● Written exercise
Every line of the data that contains the string "modules" must be copied.

● Listed entries
--- Begin ---

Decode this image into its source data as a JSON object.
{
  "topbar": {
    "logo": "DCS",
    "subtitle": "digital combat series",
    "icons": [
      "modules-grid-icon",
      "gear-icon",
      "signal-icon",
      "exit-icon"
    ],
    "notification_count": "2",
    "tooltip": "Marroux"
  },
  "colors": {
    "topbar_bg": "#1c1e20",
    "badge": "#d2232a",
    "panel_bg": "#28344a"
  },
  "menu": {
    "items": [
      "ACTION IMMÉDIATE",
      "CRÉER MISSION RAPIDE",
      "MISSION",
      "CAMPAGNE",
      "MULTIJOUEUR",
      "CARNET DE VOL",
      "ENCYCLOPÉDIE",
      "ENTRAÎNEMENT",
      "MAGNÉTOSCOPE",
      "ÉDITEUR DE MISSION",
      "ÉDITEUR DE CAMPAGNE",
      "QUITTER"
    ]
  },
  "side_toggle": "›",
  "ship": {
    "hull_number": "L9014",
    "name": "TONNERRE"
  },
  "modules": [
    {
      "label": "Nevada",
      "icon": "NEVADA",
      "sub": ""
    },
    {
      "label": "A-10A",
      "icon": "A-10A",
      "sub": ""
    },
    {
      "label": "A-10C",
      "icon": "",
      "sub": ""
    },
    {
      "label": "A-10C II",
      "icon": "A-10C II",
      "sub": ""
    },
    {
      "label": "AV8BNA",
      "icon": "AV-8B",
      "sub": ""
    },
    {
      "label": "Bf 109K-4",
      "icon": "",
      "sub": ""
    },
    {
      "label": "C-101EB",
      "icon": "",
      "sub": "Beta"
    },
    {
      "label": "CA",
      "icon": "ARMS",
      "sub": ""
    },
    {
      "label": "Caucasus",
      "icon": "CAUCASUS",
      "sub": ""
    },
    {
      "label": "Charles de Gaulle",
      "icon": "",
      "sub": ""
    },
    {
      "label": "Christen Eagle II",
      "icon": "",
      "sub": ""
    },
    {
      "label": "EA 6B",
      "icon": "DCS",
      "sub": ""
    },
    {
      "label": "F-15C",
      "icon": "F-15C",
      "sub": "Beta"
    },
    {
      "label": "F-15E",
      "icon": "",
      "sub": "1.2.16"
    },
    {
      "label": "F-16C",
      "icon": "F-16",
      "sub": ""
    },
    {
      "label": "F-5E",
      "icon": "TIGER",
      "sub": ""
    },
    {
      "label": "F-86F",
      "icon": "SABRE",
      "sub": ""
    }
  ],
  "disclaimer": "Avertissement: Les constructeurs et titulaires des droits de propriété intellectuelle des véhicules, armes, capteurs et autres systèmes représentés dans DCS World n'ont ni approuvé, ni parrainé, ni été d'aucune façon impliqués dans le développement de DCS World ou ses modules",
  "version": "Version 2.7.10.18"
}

--- End ---

● Reply
      "modules-grid-icon",
  "modules": [
  "disclaimer": "Avertissement: Les constructeurs et titulaires des droits de propriété intellectuelle des véhicules, armes, capteurs et autres systèmes représentés dans DCS World n'ont ni approuvé, ni parrainé, ni été d'aucune façon impliqués dans le développement de DCS World ou ses modules",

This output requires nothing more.